**PROBLEM DESCRIPTION:**
Identify the lines containing the word "title". Copy each one.

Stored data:
------------------------------------------------------------------------
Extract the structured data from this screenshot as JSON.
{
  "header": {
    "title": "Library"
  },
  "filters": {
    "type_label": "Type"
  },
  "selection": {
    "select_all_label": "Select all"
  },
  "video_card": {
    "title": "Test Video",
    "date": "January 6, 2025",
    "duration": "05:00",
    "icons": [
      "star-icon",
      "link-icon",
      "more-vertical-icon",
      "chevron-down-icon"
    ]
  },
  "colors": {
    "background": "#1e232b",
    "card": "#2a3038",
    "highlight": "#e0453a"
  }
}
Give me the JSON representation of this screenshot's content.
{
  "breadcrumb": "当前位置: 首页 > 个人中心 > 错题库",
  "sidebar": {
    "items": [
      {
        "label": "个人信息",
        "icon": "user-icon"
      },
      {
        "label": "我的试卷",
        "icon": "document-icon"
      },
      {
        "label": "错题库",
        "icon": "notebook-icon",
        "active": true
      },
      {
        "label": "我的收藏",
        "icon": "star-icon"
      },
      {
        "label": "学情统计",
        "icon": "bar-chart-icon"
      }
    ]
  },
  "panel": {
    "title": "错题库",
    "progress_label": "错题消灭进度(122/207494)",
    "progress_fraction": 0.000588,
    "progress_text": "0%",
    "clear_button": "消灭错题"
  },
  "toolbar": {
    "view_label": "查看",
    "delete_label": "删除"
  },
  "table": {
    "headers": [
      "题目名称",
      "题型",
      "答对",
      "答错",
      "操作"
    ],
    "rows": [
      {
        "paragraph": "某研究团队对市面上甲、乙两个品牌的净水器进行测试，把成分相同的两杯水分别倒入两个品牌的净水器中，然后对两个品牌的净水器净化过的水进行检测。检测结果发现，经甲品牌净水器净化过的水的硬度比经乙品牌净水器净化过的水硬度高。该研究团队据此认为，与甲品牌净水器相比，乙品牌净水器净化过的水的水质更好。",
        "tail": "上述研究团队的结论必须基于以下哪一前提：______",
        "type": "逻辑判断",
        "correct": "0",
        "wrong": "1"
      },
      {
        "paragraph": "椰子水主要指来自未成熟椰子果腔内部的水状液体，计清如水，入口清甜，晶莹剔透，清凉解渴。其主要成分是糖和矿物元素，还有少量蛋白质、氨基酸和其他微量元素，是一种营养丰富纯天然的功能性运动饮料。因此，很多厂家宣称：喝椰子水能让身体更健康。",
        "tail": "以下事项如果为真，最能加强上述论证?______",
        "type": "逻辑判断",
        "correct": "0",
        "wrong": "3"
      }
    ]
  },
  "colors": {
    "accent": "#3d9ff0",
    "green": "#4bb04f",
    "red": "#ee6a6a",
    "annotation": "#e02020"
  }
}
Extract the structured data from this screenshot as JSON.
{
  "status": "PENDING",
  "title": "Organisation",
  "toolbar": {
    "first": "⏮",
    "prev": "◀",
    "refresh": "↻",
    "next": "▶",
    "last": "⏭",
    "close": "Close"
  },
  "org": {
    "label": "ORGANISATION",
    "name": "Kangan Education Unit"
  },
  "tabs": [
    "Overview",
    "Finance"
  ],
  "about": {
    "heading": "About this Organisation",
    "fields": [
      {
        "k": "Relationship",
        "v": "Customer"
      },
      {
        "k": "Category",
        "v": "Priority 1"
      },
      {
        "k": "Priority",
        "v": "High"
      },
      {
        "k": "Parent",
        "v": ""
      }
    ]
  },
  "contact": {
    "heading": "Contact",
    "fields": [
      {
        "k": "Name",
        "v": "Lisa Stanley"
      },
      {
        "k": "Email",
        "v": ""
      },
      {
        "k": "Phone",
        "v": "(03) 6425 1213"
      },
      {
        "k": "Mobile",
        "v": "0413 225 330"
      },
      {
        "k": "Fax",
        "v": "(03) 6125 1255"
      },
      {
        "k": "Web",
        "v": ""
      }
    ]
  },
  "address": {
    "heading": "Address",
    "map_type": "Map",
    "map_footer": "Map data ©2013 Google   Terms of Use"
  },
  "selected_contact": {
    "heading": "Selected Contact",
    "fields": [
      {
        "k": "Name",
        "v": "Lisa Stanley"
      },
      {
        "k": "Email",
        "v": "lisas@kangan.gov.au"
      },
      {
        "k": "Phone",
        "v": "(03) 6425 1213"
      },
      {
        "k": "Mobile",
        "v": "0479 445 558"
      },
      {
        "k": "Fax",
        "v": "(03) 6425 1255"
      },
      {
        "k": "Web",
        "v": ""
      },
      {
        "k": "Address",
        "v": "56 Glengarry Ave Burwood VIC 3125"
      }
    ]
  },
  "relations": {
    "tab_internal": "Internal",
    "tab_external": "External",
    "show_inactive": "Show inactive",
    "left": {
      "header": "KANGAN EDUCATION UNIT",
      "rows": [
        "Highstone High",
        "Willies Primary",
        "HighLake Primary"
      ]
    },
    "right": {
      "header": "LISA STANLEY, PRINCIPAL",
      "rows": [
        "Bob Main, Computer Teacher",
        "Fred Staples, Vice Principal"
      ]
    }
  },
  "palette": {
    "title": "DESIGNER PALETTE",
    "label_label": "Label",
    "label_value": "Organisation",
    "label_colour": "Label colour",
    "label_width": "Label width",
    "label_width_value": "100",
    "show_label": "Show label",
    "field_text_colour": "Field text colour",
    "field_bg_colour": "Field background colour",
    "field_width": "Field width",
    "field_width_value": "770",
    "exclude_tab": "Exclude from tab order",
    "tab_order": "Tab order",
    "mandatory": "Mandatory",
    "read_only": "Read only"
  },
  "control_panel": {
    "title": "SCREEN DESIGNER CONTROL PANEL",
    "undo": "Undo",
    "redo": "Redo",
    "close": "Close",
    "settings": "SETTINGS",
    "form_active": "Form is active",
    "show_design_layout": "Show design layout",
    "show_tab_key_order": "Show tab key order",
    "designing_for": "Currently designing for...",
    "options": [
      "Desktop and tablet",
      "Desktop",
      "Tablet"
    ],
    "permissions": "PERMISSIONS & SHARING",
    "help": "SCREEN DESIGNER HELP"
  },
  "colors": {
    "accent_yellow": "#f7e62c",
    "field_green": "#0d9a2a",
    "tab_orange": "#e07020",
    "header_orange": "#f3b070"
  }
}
------------------------------------------------------------------------
**ANSWER IN FULL:**
    "title": "Library"
    "title": "Test Video",
    "title": "错题库",
  "title": "Organisation",
    "title": "DESIGNER PALETTE",
    "title": "SCREEN DESIGNER CONTROL PANEL",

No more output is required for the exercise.